_Direction_
Drop every picture, then transcribe the remaining data exactly.

_ _ _ _

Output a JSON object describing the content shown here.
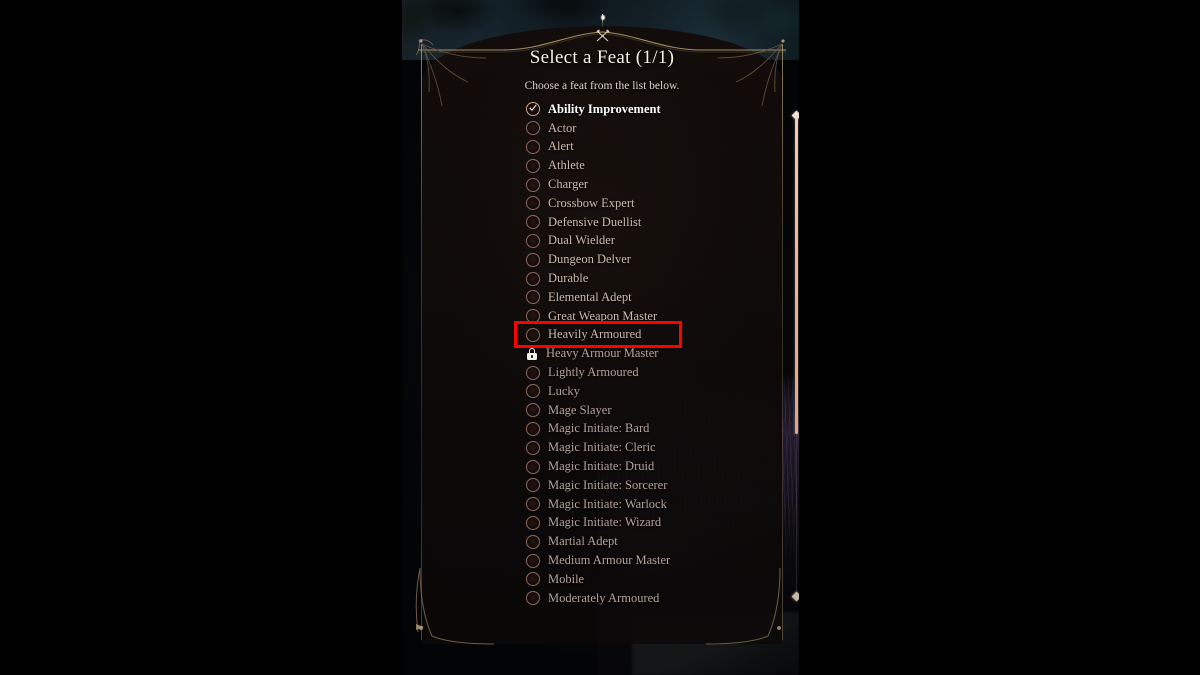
{
  "dialog": {
    "title": "Select a Feat (1/1)",
    "subtitle": "Choose a feat from the list below.",
    "crest_icon": "crossed-axes-crest-icon"
  },
  "colors": {
    "highlight": "#ff0000",
    "selected_text": "#ffffff",
    "item_text": "#cdb9ad",
    "scrollbar": "#e8bfa5",
    "frame_gold": "#c4aa78"
  },
  "scrollbar": {
    "orientation": "vertical",
    "thumb_position_percent": 0,
    "thumb_size_percent": 65,
    "top_cap_icon": "diamond-ornament-icon",
    "bottom_cap_icon": "diamond-ornament-icon"
  },
  "highlight": {
    "target": "Heavily Armoured",
    "shape": "rectangle"
  },
  "feats": [
    {
      "label": "Ability Improvement",
      "state": "selected",
      "icon": "radio-checked-icon"
    },
    {
      "label": "Actor",
      "state": "normal",
      "icon": "radio-unchecked-icon"
    },
    {
      "label": "Alert",
      "state": "normal",
      "icon": "radio-unchecked-icon"
    },
    {
      "label": "Athlete",
      "state": "normal",
      "icon": "radio-unchecked-icon"
    },
    {
      "label": "Charger",
      "state": "normal",
      "icon": "radio-unchecked-icon"
    },
    {
      "label": "Crossbow Expert",
      "state": "normal",
      "icon": "radio-unchecked-icon"
    },
    {
      "label": "Defensive Duellist",
      "state": "normal",
      "icon": "radio-unchecked-icon"
    },
    {
      "label": "Dual Wielder",
      "state": "normal",
      "icon": "radio-unchecked-icon"
    },
    {
      "label": "Dungeon Delver",
      "state": "normal",
      "icon": "radio-unchecked-icon"
    },
    {
      "label": "Durable",
      "state": "normal",
      "icon": "radio-unchecked-icon"
    },
    {
      "label": "Elemental Adept",
      "state": "normal",
      "icon": "radio-unchecked-icon"
    },
    {
      "label": "Great Weapon Master",
      "state": "normal",
      "icon": "radio-unchecked-icon"
    },
    {
      "label": "Heavily Armoured",
      "state": "highlighted",
      "icon": "radio-unchecked-icon"
    },
    {
      "label": "Heavy Armour Master",
      "state": "locked",
      "icon": "lock-icon"
    },
    {
      "label": "Lightly Armoured",
      "state": "normal",
      "icon": "radio-unchecked-icon"
    },
    {
      "label": "Lucky",
      "state": "normal",
      "icon": "radio-unchecked-icon"
    },
    {
      "label": "Mage Slayer",
      "state": "normal",
      "icon": "radio-unchecked-icon"
    },
    {
      "label": "Magic Initiate: Bard",
      "state": "normal",
      "icon": "radio-unchecked-icon"
    },
    {
      "label": "Magic Initiate: Cleric",
      "state": "normal",
      "icon": "radio-unchecked-icon"
    },
    {
      "label": "Magic Initiate: Druid",
      "state": "normal",
      "icon": "radio-unchecked-icon"
    },
    {
      "label": "Magic Initiate: Sorcerer",
      "state": "normal",
      "icon": "radio-unchecked-icon"
    },
    {
      "label": "Magic Initiate: Warlock",
      "state": "normal",
      "icon": "radio-unchecked-icon"
    },
    {
      "label": "Magic Initiate: Wizard",
      "state": "normal",
      "icon": "radio-unchecked-icon"
    },
    {
      "label": "Martial Adept",
      "state": "normal",
      "icon": "radio-unchecked-icon"
    },
    {
      "label": "Medium Armour Master",
      "state": "normal",
      "icon": "radio-unchecked-icon"
    },
    {
      "label": "Mobile",
      "state": "normal",
      "icon": "radio-unchecked-icon"
    },
    {
      "label": "Moderately Armoured",
      "state": "normal",
      "icon": "radio-unchecked-icon"
    }
  ]
}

_ _ _ _

_Output of the exercise_
Output a JSON object describing the content shown here.
{
  "dialog": {
    "title": "Select a Feat (1/1)",
    "subtitle": "Choose a feat from the list below.",
    "crest_icon": "crossed-axes-crest-icon"
  },
  "colors": {
    "highlight": "#ff0000",
    "selected_text": "#ffffff",
    "item_text": "#cdb9ad",
    "scrollbar": "#e8bfa5",
    "frame_gold": "#c4aa78"
  },
  "scrollbar": {
    "orientation": "vertical",
    "thumb_position_percent": 0,
    "thumb_size_percent": 65,
    "top_cap_icon": "diamond-ornament-icon",
    "bottom_cap_icon": "diamond-ornament-icon"
  },
  "highlight": {
    "target": "Heavily Armoured",
    "shape": "rectangle"
  },
  "feats": [
    {
      "label": "Ability Improvement",
      "state": "selected",
      "icon": "radio-checked-icon"
    },
    {
      "label": "Actor",
      "state": "normal",
      "icon": "radio-unchecked-icon"
    },
    {
      "label": "Alert",
      "state": "normal",
      "icon": "radio-unchecked-icon"
    },
    {
      "label": "Athlete",
      "state": "normal",
      "icon": "radio-unchecked-icon"
    },
    {
      "label": "Charger",
      "state": "normal",
      "icon": "radio-unchecked-icon"
    },
    {
      "label": "Crossbow Expert",
      "state": "normal",
      "icon": "radio-unchecked-icon"
    },
    {
      "label": "Defensive Duellist",
      "state": "normal",
      "icon": "radio-unchecked-icon"
    },
    {
      "label": "Dual Wielder",
      "state": "normal",
      "icon": "radio-unchecked-icon"
    },
    {
      "label": "Dungeon Delver",
      "state": "normal",
      "icon": "radio-unchecked-icon"
    },
    {
      "label": "Durable",
      "state": "normal",
      "icon": "radio-unchecked-icon"
    },
    {
      "label": "Elemental Adept",
      "state": "normal",
      "icon": "radio-unchecked-icon"
    },
    {
      "label": "Great Weapon Master",
      "state": "normal",
      "icon": "radio-unchecked-icon"
    },
    {
      "label": "Heavily Armoured",
      "state": "highlighted",
      "icon": "radio-unchecked-icon"
    },
    {
      "label": "Heavy Armour Master",
      "state": "locked",
      "icon": "lock-icon"
    },
    {
      "label": "Lightly Armoured",
      "state": "normal",
      "icon": "radio-unchecked-icon"
    },
    {
      "label": "Lucky",
      "state": "normal",
      "icon": "radio-unchecked-icon"
    },
    {
      "label": "Mage Slayer",
      "state": "normal",
      "icon": "radio-unchecked-icon"
    },
    {
      "label": "Magic Initiate: Bard",
      "state": "normal",
      "icon": "radio-unchecked-icon"
    },
    {
      "label": "Magic Initiate: Cleric",
      "state": "normal",
      "icon": "radio-unchecked-icon"
    },
    {
      "label": "Magic Initiate: Druid",
      "state": "normal",
      "icon": "radio-unchecked-icon"
    },
    {
      "label": "Magic Initiate: Sorcerer",
      "state": "normal",
      "icon": "radio-unchecked-icon"
    },
    {
      "label": "Magic Initiate: Warlock",
      "state": "normal",
      "icon": "radio-unchecked-icon"
    },
    {
      "label": "Magic Initiate: Wizard",
      "state": "normal",
      "icon": "radio-unchecked-icon"
    },
    {
      "label": "Martial Adept",
      "state": "normal",
      "icon": "radio-unchecked-icon"
    },
    {
      "label": "Medium Armour Master",
      "state": "normal",
      "icon": "radio-unchecked-icon"
    },
    {
      "label": "Mobile",
      "state": "normal",
      "icon": "radio-unchecked-icon"
    },
    {
      "label": "Moderately Armoured",
      "state": "normal",
      "icon": "radio-unchecked-icon"
    }
  ]
}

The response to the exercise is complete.